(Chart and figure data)

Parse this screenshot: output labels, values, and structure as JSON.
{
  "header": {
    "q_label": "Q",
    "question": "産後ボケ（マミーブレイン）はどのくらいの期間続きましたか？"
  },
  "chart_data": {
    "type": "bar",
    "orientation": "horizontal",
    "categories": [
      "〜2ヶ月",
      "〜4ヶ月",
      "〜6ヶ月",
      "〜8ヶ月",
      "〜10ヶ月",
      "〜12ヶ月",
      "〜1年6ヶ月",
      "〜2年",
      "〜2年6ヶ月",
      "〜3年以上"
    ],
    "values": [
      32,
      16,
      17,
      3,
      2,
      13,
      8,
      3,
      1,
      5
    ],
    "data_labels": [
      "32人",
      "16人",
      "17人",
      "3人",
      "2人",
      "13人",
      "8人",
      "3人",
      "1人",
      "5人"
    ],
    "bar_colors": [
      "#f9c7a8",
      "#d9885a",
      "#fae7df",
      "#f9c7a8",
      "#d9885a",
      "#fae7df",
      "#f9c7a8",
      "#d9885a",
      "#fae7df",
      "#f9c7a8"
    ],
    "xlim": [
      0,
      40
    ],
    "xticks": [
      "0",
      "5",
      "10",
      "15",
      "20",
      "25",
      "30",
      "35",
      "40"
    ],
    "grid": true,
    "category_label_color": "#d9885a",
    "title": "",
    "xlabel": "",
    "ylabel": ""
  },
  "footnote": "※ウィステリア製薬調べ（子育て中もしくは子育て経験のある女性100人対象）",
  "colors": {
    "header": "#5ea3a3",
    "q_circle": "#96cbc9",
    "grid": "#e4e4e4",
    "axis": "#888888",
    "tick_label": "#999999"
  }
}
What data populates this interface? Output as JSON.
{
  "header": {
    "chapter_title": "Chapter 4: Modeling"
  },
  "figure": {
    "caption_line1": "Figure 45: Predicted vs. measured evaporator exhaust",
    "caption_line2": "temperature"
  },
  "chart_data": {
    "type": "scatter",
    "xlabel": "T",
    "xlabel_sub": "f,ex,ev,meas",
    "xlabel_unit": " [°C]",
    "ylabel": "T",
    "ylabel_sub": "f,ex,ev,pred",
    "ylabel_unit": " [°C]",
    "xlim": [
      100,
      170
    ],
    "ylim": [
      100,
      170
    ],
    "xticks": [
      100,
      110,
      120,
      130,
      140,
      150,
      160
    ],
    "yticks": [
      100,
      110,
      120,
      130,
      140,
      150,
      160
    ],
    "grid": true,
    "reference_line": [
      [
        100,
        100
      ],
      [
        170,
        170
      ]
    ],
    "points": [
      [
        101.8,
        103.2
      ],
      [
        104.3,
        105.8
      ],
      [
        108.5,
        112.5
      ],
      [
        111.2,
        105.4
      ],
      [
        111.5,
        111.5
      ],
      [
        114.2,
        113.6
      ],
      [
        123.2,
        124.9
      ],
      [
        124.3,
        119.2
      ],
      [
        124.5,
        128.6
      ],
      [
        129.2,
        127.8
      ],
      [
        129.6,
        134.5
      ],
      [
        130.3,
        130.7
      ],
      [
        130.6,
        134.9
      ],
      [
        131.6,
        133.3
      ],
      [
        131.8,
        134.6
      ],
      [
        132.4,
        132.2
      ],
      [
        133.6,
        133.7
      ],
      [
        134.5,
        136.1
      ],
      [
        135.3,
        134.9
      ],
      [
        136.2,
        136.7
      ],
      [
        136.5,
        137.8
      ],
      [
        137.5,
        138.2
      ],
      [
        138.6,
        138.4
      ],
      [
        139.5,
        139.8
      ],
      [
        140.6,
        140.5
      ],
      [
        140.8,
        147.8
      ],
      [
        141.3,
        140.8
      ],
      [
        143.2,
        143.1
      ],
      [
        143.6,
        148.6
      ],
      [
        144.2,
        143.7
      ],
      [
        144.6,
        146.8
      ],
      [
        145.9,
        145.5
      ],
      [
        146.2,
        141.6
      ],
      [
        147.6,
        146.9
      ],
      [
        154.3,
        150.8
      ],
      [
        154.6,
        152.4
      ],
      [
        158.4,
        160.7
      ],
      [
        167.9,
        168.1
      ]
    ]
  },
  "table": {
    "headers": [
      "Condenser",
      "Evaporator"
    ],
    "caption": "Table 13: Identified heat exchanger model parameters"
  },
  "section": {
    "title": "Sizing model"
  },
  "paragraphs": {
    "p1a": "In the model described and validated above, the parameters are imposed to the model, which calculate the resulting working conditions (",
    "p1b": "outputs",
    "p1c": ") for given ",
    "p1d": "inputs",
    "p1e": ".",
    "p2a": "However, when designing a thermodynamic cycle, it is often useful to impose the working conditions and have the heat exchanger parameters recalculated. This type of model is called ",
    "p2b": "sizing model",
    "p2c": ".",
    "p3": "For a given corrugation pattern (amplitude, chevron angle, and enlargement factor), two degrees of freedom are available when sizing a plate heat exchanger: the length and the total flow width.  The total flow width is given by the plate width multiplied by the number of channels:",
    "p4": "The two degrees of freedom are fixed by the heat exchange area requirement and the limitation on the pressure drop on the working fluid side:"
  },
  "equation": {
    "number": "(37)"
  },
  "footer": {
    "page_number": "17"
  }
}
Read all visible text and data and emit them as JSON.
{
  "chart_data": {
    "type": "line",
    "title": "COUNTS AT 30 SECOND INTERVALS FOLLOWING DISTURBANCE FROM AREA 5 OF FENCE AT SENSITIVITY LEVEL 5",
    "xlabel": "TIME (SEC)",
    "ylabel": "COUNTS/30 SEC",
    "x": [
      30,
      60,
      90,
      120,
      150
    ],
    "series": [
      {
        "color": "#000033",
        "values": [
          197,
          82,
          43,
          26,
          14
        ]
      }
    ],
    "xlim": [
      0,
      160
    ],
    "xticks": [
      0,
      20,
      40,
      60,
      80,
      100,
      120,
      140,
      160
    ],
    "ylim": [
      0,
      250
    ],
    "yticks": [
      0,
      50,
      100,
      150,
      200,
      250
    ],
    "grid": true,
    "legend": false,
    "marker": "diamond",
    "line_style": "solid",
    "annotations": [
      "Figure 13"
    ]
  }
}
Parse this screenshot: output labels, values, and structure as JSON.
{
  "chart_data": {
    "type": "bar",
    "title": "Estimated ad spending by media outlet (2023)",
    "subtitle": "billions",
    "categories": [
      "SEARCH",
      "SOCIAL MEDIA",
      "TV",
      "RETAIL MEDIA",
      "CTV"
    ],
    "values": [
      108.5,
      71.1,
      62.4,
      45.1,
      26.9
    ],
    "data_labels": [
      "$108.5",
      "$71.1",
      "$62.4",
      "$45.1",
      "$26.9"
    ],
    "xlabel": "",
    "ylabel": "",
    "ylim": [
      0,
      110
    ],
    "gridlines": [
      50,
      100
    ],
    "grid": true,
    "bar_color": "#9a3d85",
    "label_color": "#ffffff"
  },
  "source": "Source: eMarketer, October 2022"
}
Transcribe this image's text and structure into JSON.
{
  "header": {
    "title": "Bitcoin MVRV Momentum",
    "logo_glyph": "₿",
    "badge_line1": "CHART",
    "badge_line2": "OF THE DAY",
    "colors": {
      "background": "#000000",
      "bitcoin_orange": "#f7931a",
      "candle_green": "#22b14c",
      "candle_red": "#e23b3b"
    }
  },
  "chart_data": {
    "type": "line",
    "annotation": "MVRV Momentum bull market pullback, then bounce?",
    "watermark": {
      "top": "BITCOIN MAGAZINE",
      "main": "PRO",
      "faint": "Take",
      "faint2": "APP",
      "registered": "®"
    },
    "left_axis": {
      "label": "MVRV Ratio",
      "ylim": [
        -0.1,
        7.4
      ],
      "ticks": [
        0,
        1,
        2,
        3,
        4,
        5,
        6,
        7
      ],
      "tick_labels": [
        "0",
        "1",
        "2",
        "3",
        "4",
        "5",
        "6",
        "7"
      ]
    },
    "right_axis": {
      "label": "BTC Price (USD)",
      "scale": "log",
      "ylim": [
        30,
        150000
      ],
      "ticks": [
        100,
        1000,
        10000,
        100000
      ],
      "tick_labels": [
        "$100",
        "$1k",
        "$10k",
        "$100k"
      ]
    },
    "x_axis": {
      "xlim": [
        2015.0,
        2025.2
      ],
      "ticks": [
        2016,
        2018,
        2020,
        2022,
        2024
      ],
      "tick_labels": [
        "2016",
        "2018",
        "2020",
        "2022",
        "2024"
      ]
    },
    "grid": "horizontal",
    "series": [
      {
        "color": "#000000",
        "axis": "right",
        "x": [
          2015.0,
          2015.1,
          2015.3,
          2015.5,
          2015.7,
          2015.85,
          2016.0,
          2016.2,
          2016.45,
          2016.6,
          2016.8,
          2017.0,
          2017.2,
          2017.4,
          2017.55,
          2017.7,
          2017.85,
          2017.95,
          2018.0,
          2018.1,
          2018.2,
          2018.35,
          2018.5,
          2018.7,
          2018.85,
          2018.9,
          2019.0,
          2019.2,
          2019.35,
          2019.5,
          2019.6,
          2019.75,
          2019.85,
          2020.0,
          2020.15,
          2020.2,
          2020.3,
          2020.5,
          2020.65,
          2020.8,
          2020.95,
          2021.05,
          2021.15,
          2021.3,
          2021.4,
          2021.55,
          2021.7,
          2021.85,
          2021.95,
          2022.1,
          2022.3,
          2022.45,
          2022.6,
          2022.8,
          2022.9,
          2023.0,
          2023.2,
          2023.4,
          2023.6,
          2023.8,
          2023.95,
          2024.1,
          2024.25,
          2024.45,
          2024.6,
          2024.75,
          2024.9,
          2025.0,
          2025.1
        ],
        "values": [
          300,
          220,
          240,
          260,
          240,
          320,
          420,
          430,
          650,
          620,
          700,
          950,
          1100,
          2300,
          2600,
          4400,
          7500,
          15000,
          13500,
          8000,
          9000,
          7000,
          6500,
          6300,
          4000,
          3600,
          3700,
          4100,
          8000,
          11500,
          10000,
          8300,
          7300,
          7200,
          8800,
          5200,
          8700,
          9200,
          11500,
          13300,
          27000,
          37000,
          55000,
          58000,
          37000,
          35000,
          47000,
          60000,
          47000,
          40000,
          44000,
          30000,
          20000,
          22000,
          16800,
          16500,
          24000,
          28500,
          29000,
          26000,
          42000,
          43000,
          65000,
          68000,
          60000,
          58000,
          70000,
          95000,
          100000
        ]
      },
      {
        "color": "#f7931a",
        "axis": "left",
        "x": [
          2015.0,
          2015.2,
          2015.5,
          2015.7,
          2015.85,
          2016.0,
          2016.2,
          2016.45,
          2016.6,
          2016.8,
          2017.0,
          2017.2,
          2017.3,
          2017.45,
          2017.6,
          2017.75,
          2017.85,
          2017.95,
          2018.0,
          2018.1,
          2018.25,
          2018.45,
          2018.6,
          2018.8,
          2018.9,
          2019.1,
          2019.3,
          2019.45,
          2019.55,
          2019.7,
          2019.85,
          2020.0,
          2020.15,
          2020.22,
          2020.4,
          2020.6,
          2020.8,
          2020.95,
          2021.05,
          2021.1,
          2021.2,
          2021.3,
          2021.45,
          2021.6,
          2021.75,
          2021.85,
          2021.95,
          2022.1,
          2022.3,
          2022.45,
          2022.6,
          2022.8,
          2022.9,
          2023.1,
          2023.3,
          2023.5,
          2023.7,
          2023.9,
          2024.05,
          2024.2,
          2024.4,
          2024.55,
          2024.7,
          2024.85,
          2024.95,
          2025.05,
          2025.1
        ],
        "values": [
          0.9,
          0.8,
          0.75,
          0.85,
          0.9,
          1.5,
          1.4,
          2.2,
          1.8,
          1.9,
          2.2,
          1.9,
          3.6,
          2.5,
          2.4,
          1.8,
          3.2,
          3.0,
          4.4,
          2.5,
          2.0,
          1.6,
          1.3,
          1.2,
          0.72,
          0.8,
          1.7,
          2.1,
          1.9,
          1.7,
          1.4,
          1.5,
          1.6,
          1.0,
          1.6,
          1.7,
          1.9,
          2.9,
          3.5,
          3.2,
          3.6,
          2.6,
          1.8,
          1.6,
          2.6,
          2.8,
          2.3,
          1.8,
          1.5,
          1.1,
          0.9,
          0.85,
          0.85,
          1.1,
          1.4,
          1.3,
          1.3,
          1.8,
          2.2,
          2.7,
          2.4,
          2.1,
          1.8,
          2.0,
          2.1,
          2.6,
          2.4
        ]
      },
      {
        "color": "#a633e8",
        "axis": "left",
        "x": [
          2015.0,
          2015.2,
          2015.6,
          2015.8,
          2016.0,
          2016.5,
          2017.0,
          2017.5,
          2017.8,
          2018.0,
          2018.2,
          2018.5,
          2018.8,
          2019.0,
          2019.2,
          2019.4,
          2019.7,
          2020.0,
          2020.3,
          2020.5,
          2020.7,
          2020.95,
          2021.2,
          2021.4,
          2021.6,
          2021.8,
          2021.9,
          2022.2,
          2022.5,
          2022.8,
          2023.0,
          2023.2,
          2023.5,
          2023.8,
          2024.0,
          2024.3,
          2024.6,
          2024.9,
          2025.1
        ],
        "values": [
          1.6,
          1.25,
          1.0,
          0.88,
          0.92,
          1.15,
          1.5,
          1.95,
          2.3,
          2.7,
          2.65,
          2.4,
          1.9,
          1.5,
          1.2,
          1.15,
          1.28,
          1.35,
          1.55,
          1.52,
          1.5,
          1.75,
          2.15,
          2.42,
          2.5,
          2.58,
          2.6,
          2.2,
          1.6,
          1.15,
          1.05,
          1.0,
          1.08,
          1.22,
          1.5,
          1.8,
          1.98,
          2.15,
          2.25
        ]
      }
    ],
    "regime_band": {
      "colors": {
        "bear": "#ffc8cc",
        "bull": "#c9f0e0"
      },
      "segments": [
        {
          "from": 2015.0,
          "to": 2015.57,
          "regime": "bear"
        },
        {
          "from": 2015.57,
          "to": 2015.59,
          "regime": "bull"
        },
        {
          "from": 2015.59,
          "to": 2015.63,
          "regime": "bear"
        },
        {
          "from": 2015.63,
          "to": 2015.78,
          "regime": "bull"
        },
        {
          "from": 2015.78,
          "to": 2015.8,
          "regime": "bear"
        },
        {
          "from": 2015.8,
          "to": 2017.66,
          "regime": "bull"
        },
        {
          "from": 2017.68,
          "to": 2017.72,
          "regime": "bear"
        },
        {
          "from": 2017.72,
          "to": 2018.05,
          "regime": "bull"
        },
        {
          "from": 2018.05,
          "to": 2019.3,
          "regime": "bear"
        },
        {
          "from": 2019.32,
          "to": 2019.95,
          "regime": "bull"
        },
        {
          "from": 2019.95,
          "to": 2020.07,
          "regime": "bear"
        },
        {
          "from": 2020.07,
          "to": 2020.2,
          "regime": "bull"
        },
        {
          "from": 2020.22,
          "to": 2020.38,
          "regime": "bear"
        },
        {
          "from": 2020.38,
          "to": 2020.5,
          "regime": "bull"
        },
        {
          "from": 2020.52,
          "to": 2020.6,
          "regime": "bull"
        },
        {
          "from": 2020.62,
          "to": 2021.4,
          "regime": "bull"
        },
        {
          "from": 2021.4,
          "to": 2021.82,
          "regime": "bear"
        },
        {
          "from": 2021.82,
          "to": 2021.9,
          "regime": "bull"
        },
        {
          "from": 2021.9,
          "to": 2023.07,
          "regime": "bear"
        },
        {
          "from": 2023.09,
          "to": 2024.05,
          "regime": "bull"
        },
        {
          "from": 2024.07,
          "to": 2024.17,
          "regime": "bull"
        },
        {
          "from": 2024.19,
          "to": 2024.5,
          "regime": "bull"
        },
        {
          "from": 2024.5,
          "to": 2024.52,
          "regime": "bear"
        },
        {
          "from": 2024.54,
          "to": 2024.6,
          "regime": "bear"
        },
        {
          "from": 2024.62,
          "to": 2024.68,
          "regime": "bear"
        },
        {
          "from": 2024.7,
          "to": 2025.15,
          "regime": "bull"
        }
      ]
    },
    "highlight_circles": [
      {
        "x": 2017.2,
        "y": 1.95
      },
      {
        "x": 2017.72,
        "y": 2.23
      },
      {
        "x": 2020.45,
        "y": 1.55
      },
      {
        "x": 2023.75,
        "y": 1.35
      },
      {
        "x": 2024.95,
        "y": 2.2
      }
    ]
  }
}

— SET TASK —
Copy each line above containing the string "heat".

— WRITTEN REPLY —
    "caption": "Table 13: Identified heat exchanger model parameters"
    "p2a": "However, when designing a thermodynamic cycle, it is often useful to impose the working conditions and have the heat exchanger parameters recalculated. This type of model is called ",
    "p3": "For a given corrugation pattern (amplitude, chevron angle, and enlargement factor), two degrees of freedom are available when sizing a plate heat exchanger: the length and the total flow width.  The total flow width is given by the plate width multiplied by the number of channels:",
    "p4": "The two degrees of freedom are fixed by the heat exchange area requirement and the limitation on the pressure drop on the working fluid side:"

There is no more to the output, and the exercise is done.